▶ [INSTRUCTIONS TO FOLLOW]:
Copy out each line featuring the string "pattern" from the entries beneath.

### EXCERPTED DATA ###

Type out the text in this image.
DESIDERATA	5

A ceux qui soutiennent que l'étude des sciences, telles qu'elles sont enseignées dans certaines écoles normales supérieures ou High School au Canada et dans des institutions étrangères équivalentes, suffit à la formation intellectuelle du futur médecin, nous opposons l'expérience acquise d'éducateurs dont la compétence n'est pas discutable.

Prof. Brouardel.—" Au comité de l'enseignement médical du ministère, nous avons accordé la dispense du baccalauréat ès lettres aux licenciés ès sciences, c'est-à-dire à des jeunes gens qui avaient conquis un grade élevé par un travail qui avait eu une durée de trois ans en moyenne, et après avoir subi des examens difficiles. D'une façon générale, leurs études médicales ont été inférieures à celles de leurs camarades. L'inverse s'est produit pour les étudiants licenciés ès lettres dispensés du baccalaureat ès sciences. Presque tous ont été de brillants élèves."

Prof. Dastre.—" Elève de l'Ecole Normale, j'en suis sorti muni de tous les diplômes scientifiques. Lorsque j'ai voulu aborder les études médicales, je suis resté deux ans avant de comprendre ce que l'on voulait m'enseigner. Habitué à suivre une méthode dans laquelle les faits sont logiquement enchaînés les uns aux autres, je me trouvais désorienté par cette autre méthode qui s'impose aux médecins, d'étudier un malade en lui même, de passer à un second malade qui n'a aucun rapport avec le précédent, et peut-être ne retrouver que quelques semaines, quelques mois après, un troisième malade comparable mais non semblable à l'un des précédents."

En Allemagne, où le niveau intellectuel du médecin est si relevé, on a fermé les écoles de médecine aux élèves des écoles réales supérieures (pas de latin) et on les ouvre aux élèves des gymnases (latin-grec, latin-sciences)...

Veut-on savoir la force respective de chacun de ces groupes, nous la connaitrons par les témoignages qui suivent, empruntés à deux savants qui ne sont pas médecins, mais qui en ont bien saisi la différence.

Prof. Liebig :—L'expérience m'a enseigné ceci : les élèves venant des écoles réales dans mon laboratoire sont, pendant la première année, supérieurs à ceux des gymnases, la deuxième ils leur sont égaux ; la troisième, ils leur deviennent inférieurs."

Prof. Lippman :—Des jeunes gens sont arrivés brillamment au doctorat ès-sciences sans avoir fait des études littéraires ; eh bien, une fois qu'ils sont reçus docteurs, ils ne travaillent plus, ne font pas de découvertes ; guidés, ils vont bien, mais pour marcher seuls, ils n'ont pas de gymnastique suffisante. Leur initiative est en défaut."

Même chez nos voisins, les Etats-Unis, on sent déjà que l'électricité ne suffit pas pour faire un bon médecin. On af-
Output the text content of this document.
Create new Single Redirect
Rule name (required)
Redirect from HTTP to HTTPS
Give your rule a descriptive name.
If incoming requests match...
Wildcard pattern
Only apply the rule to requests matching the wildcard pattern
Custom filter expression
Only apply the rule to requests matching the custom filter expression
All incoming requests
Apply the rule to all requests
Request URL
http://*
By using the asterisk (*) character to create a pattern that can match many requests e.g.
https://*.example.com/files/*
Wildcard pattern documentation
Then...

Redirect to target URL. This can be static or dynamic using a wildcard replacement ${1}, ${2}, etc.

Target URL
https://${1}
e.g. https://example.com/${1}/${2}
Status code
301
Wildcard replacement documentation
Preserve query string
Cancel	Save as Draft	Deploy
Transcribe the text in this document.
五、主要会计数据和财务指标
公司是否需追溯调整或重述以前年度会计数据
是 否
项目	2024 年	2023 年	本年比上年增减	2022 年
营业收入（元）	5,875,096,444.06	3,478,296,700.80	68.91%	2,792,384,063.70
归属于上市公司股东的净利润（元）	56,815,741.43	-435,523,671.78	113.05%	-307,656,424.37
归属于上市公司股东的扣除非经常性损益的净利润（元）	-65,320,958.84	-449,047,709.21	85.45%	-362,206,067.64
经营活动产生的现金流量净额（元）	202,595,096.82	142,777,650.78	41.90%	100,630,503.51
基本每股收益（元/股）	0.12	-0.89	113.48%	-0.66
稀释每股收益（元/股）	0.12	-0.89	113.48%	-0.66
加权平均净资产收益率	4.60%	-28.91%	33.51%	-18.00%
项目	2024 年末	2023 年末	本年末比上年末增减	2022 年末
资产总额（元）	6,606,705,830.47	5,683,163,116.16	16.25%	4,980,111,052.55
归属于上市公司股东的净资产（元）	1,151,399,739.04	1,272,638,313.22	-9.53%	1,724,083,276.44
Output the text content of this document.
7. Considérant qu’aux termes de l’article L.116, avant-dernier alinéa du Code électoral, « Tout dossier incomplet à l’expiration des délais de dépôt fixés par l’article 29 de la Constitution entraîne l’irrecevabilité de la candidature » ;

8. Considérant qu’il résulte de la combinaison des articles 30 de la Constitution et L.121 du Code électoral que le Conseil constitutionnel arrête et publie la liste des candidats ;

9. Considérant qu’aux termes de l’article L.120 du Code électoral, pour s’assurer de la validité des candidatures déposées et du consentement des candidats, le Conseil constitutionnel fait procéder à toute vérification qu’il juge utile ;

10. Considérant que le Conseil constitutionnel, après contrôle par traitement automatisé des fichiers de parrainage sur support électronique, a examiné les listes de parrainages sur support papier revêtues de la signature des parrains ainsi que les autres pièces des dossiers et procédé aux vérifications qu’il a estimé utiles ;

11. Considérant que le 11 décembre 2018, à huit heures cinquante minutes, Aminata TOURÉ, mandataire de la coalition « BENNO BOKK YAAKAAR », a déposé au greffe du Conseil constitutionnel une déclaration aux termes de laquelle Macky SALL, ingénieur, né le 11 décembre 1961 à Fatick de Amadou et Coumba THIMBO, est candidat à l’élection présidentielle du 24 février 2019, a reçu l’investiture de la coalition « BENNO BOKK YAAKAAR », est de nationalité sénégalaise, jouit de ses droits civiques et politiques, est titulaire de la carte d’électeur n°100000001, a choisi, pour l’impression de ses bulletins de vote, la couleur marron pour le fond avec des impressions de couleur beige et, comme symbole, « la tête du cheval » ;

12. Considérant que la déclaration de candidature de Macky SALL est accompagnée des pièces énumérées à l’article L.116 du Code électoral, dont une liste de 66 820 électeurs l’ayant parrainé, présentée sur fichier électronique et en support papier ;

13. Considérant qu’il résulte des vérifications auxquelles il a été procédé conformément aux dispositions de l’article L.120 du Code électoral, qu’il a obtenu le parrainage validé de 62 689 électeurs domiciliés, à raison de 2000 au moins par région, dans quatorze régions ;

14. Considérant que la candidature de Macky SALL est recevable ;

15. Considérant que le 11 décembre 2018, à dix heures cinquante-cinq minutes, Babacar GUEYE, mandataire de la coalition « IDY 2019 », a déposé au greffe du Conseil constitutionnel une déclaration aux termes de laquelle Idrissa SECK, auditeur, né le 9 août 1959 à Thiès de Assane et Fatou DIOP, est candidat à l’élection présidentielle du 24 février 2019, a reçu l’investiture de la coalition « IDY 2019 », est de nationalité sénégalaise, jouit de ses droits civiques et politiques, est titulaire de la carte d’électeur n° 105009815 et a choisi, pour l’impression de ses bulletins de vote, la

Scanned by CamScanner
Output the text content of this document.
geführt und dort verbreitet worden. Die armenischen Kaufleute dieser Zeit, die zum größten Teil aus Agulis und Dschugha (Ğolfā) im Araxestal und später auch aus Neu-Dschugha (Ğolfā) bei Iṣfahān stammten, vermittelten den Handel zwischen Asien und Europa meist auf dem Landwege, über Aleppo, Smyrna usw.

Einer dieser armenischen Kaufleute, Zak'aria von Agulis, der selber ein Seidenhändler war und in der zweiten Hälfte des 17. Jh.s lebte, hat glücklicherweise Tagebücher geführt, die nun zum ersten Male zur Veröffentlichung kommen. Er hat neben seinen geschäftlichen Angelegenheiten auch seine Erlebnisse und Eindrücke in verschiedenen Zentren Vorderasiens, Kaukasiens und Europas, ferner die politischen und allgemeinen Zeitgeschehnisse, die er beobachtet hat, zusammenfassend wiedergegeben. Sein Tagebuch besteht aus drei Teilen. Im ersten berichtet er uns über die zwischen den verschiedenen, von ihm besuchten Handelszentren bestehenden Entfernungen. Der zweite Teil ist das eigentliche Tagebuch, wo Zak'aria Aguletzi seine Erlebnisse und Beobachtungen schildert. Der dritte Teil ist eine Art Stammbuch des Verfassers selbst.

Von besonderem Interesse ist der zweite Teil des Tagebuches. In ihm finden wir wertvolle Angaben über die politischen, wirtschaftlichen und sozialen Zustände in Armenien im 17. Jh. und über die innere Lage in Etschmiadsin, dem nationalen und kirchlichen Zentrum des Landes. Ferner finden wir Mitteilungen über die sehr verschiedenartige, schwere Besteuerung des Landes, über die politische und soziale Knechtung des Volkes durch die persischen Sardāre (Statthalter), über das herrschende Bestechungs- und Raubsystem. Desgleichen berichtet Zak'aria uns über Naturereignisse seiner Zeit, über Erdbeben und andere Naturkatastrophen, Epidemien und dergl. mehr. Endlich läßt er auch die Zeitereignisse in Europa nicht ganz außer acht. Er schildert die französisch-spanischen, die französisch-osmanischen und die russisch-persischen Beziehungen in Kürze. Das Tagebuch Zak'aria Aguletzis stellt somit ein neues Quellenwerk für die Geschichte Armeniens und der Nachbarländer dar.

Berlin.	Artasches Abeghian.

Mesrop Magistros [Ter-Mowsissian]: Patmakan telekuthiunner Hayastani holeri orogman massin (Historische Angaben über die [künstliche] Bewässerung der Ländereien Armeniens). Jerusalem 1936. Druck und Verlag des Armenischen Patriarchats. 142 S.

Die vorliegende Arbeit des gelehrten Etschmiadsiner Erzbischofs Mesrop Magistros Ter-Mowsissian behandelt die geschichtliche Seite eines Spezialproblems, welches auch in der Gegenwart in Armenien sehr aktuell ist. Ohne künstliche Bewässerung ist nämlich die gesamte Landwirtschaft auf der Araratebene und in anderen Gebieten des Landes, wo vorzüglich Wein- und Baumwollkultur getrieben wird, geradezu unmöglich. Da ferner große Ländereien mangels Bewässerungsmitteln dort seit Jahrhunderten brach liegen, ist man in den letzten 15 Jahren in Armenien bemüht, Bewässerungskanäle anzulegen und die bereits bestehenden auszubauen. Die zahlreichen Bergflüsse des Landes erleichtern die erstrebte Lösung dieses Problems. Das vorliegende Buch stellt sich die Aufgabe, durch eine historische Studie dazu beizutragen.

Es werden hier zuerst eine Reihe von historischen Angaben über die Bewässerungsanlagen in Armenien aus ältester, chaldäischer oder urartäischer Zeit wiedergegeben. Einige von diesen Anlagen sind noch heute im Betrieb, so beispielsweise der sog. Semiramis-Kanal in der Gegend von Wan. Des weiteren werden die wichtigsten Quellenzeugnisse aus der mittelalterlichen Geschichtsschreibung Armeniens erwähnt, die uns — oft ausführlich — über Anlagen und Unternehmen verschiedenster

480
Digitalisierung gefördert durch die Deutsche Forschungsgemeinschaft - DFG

###

▶ [RESPONSE]:
Wildcard pattern
Only apply the rule to requests matching the wildcard pattern
By using the asterisk (*) character to create a pattern that can match many requests e.g.
Wildcard pattern documentation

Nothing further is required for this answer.